| What to work on |
Return all entries word for word, but drop any images.

[Part of a data file]
####################
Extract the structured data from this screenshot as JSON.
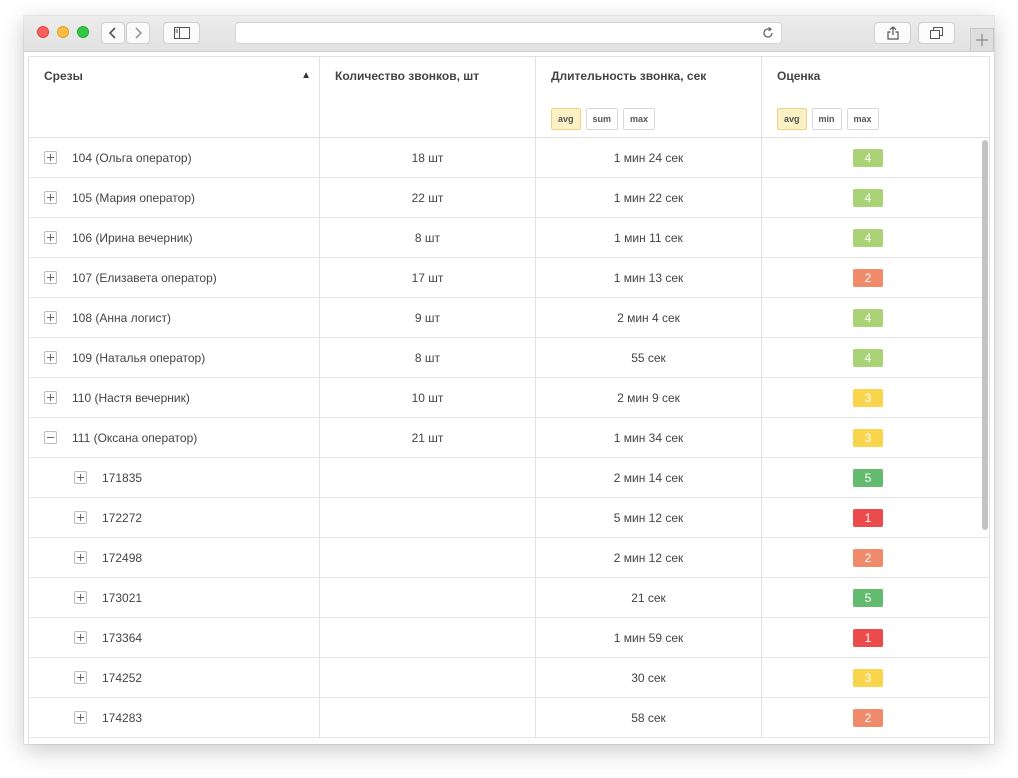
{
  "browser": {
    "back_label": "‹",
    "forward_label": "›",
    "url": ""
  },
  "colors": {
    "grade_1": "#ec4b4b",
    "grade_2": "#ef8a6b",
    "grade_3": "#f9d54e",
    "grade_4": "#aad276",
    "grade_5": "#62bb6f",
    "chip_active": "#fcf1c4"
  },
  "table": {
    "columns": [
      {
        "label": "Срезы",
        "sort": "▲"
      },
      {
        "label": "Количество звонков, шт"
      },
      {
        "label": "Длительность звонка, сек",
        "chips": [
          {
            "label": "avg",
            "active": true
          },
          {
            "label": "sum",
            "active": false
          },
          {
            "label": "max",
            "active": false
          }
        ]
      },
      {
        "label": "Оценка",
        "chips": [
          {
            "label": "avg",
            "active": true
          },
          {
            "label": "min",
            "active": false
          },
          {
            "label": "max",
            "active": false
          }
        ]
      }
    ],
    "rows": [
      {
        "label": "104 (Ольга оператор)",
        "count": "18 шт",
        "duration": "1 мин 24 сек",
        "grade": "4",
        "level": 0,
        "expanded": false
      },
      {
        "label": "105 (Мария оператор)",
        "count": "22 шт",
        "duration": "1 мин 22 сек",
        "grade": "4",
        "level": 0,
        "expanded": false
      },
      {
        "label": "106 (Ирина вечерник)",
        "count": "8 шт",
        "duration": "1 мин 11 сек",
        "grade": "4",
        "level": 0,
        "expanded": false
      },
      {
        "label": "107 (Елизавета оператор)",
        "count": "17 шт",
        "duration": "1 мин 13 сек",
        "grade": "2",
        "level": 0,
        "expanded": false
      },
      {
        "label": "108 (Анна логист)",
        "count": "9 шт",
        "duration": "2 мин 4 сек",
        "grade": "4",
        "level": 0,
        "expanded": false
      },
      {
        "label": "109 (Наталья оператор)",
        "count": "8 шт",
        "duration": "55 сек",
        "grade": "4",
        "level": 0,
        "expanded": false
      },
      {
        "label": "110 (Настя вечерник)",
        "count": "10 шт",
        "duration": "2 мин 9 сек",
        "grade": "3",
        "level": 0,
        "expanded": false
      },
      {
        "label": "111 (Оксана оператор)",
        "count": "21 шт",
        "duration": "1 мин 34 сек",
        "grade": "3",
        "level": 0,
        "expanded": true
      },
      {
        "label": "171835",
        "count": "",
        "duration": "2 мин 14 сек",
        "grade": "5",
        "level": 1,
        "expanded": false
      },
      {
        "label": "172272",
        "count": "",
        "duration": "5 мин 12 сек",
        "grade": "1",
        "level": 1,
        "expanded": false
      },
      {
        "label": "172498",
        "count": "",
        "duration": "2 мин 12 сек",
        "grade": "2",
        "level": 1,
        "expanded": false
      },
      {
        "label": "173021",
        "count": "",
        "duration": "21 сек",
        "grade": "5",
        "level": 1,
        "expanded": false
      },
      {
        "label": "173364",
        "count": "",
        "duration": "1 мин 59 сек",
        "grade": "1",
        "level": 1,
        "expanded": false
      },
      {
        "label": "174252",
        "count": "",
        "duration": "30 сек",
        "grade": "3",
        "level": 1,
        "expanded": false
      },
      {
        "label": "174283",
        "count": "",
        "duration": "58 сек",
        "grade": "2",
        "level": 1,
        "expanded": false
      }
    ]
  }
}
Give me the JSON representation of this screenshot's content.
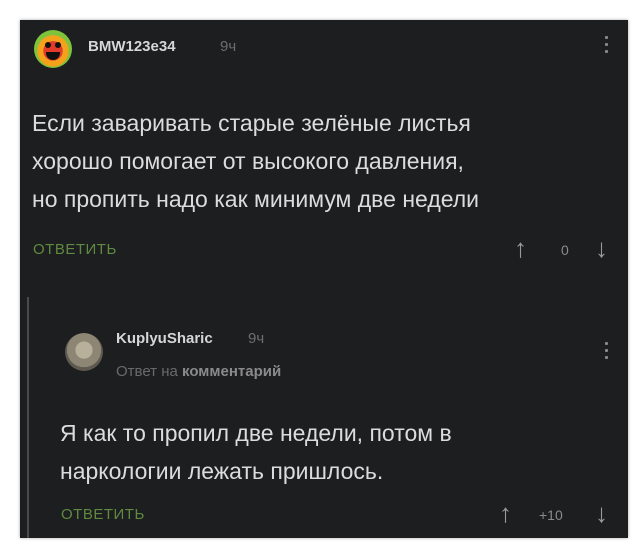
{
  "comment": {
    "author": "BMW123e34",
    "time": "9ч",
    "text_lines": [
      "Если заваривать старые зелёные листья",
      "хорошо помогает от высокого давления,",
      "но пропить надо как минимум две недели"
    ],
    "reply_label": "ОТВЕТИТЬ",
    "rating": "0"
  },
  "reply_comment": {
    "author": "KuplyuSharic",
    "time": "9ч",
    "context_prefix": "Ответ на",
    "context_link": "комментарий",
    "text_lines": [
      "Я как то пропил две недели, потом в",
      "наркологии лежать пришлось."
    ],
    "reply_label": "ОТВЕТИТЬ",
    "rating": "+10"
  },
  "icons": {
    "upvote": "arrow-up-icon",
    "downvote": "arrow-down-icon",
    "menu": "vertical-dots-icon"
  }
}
####################
| Result of the task |
Extract the structured data from this screenshot as JSON.
{
  "browser": {
    "back_label": "‹",
    "forward_label": "›",
    "url": ""
  },
  "colors": {
    "grade_1": "#ec4b4b",
    "grade_2": "#ef8a6b",
    "grade_3": "#f9d54e",
    "grade_4": "#aad276",
    "grade_5": "#62bb6f",
    "chip_active": "#fcf1c4"
  },
  "table": {
    "columns": [
      {
        "label": "Срезы",
        "sort": "▲"
      },
      {
        "label": "Количество звонков, шт"
      },
      {
        "label": "Длительность звонка, сек",
        "chips": [
          {
            "label": "avg",
            "active": true
          },
          {
            "label": "sum",
            "active": false
          },
          {
            "label": "max",
            "active": false
          }
        ]
      },
      {
        "label": "Оценка",
        "chips": [
          {
            "label": "avg",
            "active": true
          },
          {
            "label": "min",
            "active": false
          },
          {
            "label": "max",
            "active": false
          }
        ]
      }
    ],
    "rows": [
      {
        "label": "104 (Ольга оператор)",
        "count": "18 шт",
        "duration": "1 мин 24 сек",
        "grade": "4",
        "level": 0,
        "expanded": false
      },
      {
        "label": "105 (Мария оператор)",
        "count": "22 шт",
        "duration": "1 мин 22 сек",
        "grade": "4",
        "level": 0,
        "expanded": false
      },
      {
        "label": "106 (Ирина вечерник)",
        "count": "8 шт",
        "duration": "1 мин 11 сек",
        "grade": "4",
        "level": 0,
        "expanded": false
      },
      {
        "label": "107 (Елизавета оператор)",
        "count": "17 шт",
        "duration": "1 мин 13 сек",
        "grade": "2",
        "level": 0,
        "expanded": false
      },
      {
        "label": "108 (Анна логист)",
        "count": "9 шт",
        "duration": "2 мин 4 сек",
        "grade": "4",
        "level": 0,
        "expanded": false
      },
      {
        "label": "109 (Наталья оператор)",
        "count": "8 шт",
        "duration": "55 сек",
        "grade": "4",
        "level": 0,
        "expanded": false
      },
      {
        "label": "110 (Настя вечерник)",
        "count": "10 шт",
        "duration": "2 мин 9 сек",
        "grade": "3",
        "level": 0,
        "expanded": false
      },
      {
        "label": "111 (Оксана оператор)",
        "count": "21 шт",
        "duration": "1 мин 34 сек",
        "grade": "3",
        "level": 0,
        "expanded": true
      },
      {
        "label": "171835",
        "count": "",
        "duration": "2 мин 14 сек",
        "grade": "5",
        "level": 1,
        "expanded": false
      },
      {
        "label": "172272",
        "count": "",
        "duration": "5 мин 12 сек",
        "grade": "1",
        "level": 1,
        "expanded": false
      },
      {
        "label": "172498",
        "count": "",
        "duration": "2 мин 12 сек",
        "grade": "2",
        "level": 1,
        "expanded": false
      },
      {
        "label": "173021",
        "count": "",
        "duration": "21 сек",
        "grade": "5",
        "level": 1,
        "expanded": false
      },
      {
        "label": "173364",
        "count": "",
        "duration": "1 мин 59 сек",
        "grade": "1",
        "level": 1,
        "expanded": false
      },
      {
        "label": "174252",
        "count": "",
        "duration": "30 сек",
        "grade": "3",
        "level": 1,
        "expanded": false
      },
      {
        "label": "174283",
        "count": "",
        "duration": "58 сек",
        "grade": "2",
        "level": 1,
        "expanded": false
      }
    ]
  }
}
Give me the JSON representation of this screenshot's content.
{
  "comment": {
    "author": "BMW123e34",
    "time": "9ч",
    "text_lines": [
      "Если заваривать старые зелёные листья",
      "хорошо помогает от высокого давления,",
      "но пропить надо как минимум две недели"
    ],
    "reply_label": "ОТВЕТИТЬ",
    "rating": "0"
  },
  "reply_comment": {
    "author": "KuplyuSharic",
    "time": "9ч",
    "context_prefix": "Ответ на",
    "context_link": "комментарий",
    "text_lines": [
      "Я как то пропил две недели, потом в",
      "наркологии лежать пришлось."
    ],
    "reply_label": "ОТВЕТИТЬ",
    "rating": "+10"
  },
  "icons": {
    "upvote": "arrow-up-icon",
    "downvote": "arrow-down-icon",
    "menu": "vertical-dots-icon"
  }
}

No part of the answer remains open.